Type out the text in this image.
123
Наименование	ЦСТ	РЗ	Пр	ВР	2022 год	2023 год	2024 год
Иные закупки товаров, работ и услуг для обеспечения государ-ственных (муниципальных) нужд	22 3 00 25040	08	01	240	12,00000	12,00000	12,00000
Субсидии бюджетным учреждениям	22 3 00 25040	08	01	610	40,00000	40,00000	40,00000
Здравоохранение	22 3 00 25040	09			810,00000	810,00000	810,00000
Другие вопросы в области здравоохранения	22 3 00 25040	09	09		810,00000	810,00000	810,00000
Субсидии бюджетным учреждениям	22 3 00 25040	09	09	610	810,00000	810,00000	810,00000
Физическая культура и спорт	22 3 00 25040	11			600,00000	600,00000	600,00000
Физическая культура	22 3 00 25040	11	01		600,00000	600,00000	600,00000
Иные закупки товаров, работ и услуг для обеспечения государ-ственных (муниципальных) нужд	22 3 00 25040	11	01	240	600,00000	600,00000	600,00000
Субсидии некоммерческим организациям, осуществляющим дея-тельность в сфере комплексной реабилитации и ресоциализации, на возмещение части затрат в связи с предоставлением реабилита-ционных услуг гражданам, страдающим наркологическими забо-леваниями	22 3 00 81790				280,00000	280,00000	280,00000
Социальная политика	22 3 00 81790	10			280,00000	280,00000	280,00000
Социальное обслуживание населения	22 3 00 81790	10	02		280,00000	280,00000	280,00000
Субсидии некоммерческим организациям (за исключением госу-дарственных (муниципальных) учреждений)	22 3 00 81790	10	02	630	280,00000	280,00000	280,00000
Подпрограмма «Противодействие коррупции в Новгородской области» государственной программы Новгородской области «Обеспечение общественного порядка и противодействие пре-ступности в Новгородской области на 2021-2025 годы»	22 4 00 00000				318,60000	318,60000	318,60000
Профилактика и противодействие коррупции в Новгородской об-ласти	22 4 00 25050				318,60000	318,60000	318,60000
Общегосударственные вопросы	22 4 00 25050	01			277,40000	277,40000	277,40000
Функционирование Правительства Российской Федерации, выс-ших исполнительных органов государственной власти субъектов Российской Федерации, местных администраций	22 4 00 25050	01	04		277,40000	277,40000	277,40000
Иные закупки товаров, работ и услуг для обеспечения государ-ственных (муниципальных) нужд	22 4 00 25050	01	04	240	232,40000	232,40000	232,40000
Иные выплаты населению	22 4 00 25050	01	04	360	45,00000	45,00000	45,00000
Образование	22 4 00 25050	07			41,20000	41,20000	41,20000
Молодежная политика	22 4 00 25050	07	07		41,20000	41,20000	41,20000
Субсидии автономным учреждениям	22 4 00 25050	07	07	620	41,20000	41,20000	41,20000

-.-.-

Repeat the material from above exactly, word for word.

### THE RESULT
Type out the text in this image.
123
Наименование	ЦСТ	РЗ	Пр	ВР	2022 год	2023 год	2024 год
Иные закупки товаров, работ и услуг для обеспечения государ-ственных (муниципальных) нужд	22 3 00 25040	08	01	240	12,00000	12,00000	12,00000
Субсидии бюджетным учреждениям	22 3 00 25040	08	01	610	40,00000	40,00000	40,00000
Здравоохранение	22 3 00 25040	09			810,00000	810,00000	810,00000
Другие вопросы в области здравоохранения	22 3 00 25040	09	09		810,00000	810,00000	810,00000
Субсидии бюджетным учреждениям	22 3 00 25040	09	09	610	810,00000	810,00000	810,00000
Физическая культура и спорт	22 3 00 25040	11			600,00000	600,00000	600,00000
Физическая культура	22 3 00 25040	11	01		600,00000	600,00000	600,00000
Иные закупки товаров, работ и услуг для обеспечения государ-ственных (муниципальных) нужд	22 3 00 25040	11	01	240	600,00000	600,00000	600,00000
Субсидии некоммерческим организациям, осуществляющим дея-тельность в сфере комплексной реабилитации и ресоциализации, на возмещение части затрат в связи с предоставлением реабилита-ционных услуг гражданам, страдающим наркологическими забо-леваниями	22 3 00 81790				280,00000	280,00000	280,00000
Социальная политика	22 3 00 81790	10			280,00000	280,00000	280,00000
Социальное обслуживание населения	22 3 00 81790	10	02		280,00000	280,00000	280,00000
Субсидии некоммерческим организациям (за исключением госу-дарственных (муниципальных) учреждений)	22 3 00 81790	10	02	630	280,00000	280,00000	280,00000
Подпрограмма «Противодействие коррупции в Новгородской области» государственной программы Новгородской области «Обеспечение общественного порядка и противодействие пре-ступности в Новгородской области на 2021-2025 годы»	22 4 00 00000				318,60000	318,60000	318,60000
Профилактика и противодействие коррупции в Новгородской об-ласти	22 4 00 25050				318,60000	318,60000	318,60000
Общегосударственные вопросы	22 4 00 25050	01			277,40000	277,40000	277,40000
Функционирование Правительства Российской Федерации, выс-ших исполнительных органов государственной власти субъектов Российской Федерации, местных администраций	22 4 00 25050	01	04		277,40000	277,40000	277,40000
Иные закупки товаров, работ и услуг для обеспечения государ-ственных (муниципальных) нужд	22 4 00 25050	01	04	240	232,40000	232,40000	232,40000
Иные выплаты населению	22 4 00 25050	01	04	360	45,00000	45,00000	45,00000
Образование	22 4 00 25050	07			41,20000	41,20000	41,20000
Молодежная политика	22 4 00 25050	07	07		41,20000	41,20000	41,20000
Субсидии автономным учреждениям	22 4 00 25050	07	07	620	41,20000	41,20000	41,20000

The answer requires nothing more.